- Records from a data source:
☆ ☆ ☆ ☆ ☆ ☆ ☆
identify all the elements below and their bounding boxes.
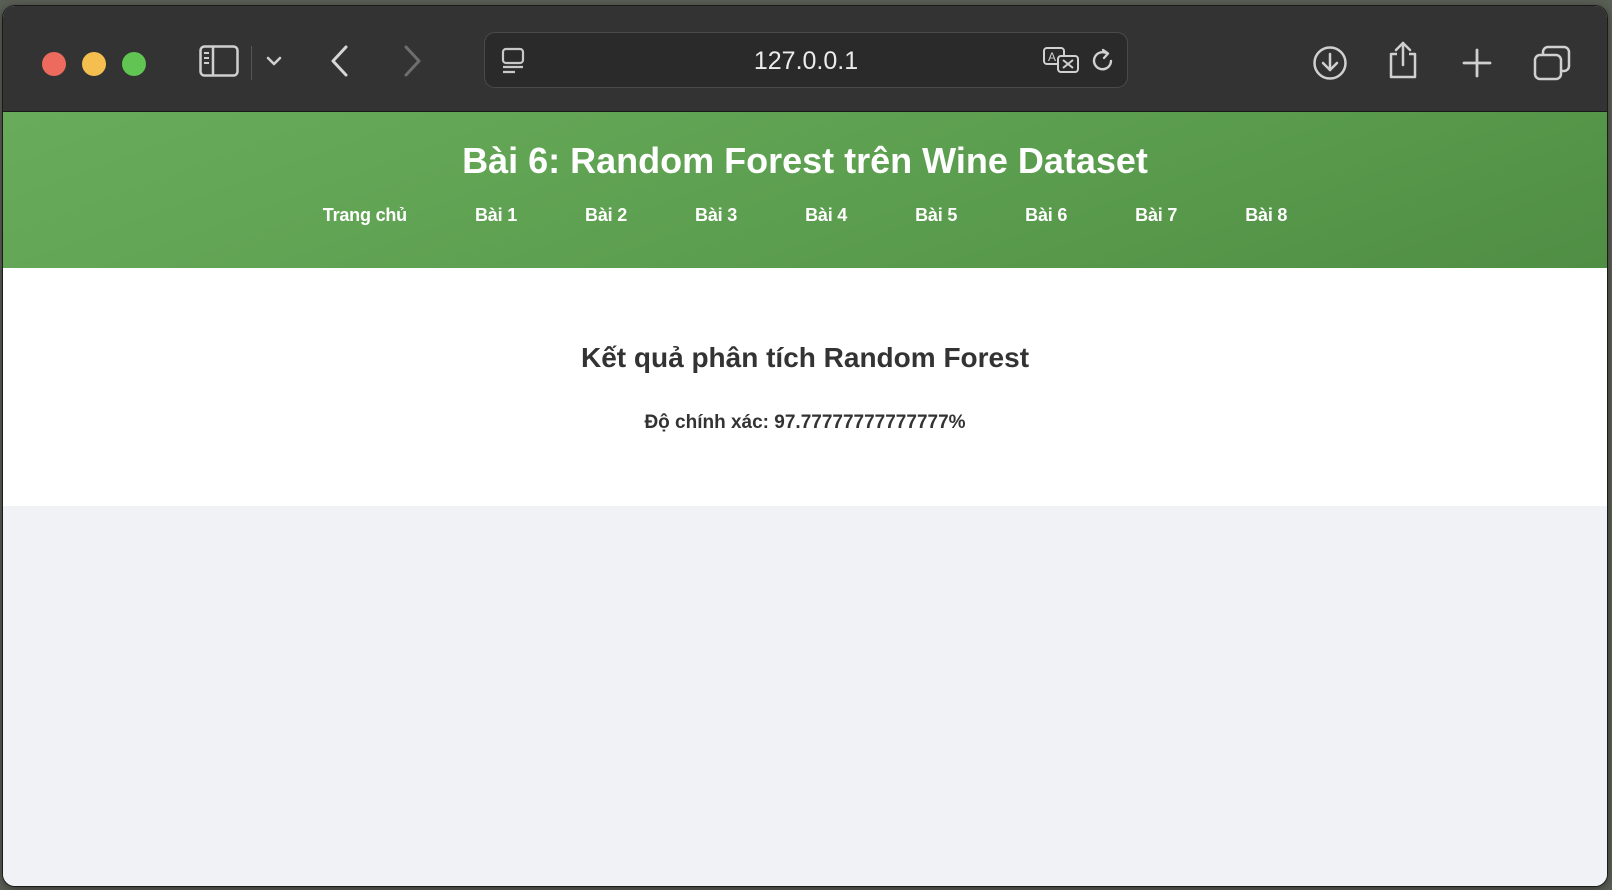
zoom-window-button[interactable] bbox=[122, 52, 146, 76]
nav-link-bai-7[interactable]: Bài 7 bbox=[1135, 205, 1177, 226]
sidebar-icon[interactable] bbox=[199, 45, 239, 77]
toolbar-divider bbox=[251, 46, 252, 80]
site-header: Bài 6: Random Forest trên Wine Dataset T… bbox=[3, 112, 1607, 268]
minimize-window-button[interactable] bbox=[82, 52, 106, 76]
reload-icon[interactable] bbox=[1089, 47, 1117, 75]
browser-window: 127.0.0.1 A Bài 6: Random Forest trên Wi… bbox=[3, 6, 1607, 886]
plus-icon[interactable] bbox=[1462, 48, 1492, 78]
nav-link-bai-8[interactable]: Bài 8 bbox=[1245, 205, 1287, 226]
nav-link-bai-3[interactable]: Bài 3 bbox=[695, 205, 737, 226]
url-text[interactable]: 127.0.0.1 bbox=[485, 33, 1127, 89]
nav-link-bai-5[interactable]: Bài 5 bbox=[915, 205, 957, 226]
back-arrow-icon[interactable] bbox=[329, 44, 351, 78]
svg-text:A: A bbox=[1048, 50, 1056, 64]
close-window-button[interactable] bbox=[42, 52, 66, 76]
result-heading: Kết quả phân tích Random Forest bbox=[580, 342, 1030, 373]
browser-toolbar: 127.0.0.1 A bbox=[3, 6, 1607, 112]
nav-link-bai-1[interactable]: Bài 1 bbox=[475, 205, 517, 226]
share-icon[interactable] bbox=[1387, 40, 1419, 80]
translate-icon[interactable]: A bbox=[1042, 46, 1082, 76]
download-icon[interactable] bbox=[1312, 45, 1348, 81]
tabs-overview-icon[interactable] bbox=[1533, 45, 1571, 81]
chevron-down-icon[interactable] bbox=[265, 54, 283, 68]
nav-link-bai-6[interactable]: Bài 6 bbox=[1025, 205, 1067, 226]
nav-link-bai-4[interactable]: Bài 4 bbox=[805, 205, 847, 226]
forward-arrow-icon[interactable] bbox=[401, 44, 423, 78]
accuracy-text: Độ chính xác: 97.77777777777777% bbox=[644, 412, 966, 433]
result-card: Kết quả phân tích Random Forest Độ chính… bbox=[3, 268, 1607, 506]
address-bar[interactable]: 127.0.0.1 A bbox=[484, 32, 1128, 88]
page-title: Bài 6: Random Forest trên Wine Dataset bbox=[462, 140, 1148, 181]
web-page: Bài 6: Random Forest trên Wine Dataset T… bbox=[3, 112, 1607, 886]
nav-link-home[interactable]: Trang chủ bbox=[323, 205, 407, 226]
main-nav: Trang chủ Bài 1 Bài 2 Bài 3 Bài 4 Bài 5 … bbox=[3, 205, 1607, 226]
nav-link-bai-2[interactable]: Bài 2 bbox=[585, 205, 627, 226]
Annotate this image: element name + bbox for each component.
☆ ☆ ☆ ☆ ☆ ☆ ☆
- What is needed: Gather every line above that contains the string "browser".

- Solution for this problem:
browser-window: 127.0.0.1 A Bài 6: Random Forest trên Wi… bbox=[3, 6, 1607, 886]
browser-toolbar: 127.0.0.1 A bbox=[3, 6, 1607, 112]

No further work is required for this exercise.